● **Records to use**:
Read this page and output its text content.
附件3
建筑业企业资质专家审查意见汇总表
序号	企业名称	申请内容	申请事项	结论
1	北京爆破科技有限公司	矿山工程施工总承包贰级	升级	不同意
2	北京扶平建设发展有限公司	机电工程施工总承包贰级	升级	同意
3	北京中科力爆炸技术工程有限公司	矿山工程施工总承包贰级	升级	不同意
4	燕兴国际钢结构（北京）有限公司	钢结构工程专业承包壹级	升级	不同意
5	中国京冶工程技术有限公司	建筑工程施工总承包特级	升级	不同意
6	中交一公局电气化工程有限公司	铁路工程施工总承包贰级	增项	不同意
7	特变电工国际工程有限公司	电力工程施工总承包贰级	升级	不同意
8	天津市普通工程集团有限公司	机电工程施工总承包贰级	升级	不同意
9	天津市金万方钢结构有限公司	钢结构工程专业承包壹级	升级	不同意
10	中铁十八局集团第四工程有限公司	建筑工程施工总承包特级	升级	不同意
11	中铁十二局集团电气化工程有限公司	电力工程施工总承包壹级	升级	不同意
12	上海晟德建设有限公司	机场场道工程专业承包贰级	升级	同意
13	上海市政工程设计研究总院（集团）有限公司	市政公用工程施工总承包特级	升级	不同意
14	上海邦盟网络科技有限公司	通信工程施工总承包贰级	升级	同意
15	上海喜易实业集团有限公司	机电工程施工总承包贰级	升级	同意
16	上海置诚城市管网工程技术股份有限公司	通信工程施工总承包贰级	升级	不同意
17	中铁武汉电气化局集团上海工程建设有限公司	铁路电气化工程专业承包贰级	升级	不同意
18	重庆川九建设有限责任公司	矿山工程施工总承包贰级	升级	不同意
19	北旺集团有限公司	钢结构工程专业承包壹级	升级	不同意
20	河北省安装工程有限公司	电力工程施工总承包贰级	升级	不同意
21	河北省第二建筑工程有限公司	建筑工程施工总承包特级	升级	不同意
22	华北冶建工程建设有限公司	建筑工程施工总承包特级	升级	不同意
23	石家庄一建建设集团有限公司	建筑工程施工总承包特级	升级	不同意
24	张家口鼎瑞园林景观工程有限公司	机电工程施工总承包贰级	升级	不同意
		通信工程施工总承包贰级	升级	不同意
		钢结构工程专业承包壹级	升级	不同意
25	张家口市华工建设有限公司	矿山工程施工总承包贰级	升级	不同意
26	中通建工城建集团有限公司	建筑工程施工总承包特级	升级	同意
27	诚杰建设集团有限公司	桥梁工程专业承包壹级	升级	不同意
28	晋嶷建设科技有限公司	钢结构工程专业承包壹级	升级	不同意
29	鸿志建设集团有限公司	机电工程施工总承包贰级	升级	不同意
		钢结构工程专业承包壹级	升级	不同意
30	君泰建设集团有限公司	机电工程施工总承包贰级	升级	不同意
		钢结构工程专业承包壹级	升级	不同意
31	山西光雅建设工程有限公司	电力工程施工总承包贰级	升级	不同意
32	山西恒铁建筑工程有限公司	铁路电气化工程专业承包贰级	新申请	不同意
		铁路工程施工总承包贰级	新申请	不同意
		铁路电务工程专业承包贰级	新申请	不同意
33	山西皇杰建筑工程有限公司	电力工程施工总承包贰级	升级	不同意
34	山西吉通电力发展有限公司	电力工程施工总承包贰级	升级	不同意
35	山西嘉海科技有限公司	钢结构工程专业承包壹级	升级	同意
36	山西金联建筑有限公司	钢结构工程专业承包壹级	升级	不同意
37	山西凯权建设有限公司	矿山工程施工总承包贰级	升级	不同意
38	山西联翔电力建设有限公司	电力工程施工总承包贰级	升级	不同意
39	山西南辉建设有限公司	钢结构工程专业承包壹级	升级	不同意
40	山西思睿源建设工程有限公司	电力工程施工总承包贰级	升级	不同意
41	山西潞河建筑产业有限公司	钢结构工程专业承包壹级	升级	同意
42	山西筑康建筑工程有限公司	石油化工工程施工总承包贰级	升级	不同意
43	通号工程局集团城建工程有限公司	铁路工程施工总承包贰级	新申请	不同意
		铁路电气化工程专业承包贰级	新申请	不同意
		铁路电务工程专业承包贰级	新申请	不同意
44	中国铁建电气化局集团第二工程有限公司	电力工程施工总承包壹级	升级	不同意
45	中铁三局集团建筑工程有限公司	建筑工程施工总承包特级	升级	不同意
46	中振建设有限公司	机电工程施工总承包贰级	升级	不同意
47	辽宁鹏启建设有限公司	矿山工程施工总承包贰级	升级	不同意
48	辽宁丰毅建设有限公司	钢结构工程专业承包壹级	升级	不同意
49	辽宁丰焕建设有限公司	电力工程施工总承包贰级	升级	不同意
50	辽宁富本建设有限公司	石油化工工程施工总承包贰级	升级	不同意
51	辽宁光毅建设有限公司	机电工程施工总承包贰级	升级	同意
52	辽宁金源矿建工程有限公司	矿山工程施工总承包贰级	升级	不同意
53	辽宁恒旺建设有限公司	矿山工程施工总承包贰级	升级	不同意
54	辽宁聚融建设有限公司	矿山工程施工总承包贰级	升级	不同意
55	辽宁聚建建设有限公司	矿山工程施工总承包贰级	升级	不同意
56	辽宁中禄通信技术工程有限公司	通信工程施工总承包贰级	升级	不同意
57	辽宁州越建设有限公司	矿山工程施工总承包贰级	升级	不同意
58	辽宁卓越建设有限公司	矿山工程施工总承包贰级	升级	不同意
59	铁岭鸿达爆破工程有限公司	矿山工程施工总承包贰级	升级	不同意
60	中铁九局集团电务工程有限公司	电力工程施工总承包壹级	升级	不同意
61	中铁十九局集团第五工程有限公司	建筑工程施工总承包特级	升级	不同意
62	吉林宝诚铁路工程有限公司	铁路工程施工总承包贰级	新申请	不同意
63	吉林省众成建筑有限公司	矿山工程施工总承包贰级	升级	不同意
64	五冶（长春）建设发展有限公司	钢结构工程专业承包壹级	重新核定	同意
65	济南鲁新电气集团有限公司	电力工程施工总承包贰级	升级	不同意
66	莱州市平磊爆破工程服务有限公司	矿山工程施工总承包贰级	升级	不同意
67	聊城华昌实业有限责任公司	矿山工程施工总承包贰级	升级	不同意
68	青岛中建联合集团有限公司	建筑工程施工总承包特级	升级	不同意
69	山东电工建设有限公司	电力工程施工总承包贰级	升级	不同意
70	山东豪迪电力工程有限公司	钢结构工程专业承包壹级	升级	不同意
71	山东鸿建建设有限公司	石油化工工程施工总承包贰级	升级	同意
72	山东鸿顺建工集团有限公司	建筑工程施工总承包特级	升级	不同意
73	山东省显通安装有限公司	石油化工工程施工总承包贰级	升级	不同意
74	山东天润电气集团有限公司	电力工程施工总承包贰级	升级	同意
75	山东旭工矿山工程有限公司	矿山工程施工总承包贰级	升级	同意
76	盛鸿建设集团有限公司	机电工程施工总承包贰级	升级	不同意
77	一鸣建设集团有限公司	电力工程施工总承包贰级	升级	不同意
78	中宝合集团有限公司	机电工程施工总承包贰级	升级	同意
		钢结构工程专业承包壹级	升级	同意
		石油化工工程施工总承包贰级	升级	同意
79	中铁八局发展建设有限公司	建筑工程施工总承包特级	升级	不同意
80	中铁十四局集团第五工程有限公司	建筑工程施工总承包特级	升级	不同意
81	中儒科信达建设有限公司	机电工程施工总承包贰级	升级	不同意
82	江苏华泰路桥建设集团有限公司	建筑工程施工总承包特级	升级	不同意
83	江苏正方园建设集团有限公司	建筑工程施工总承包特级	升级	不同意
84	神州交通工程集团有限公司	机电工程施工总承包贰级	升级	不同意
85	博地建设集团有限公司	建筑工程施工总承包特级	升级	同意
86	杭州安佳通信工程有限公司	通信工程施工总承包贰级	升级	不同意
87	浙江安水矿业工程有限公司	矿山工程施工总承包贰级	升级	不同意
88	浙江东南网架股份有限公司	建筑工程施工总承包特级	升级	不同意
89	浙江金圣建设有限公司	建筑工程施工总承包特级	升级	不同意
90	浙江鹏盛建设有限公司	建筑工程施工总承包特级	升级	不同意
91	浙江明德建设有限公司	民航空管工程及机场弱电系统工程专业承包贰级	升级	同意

● **What you need to do**:
State how many lines in the records above contain the word "电力工程施工总承包壹级", and give only that number.

● **Task solution**:
3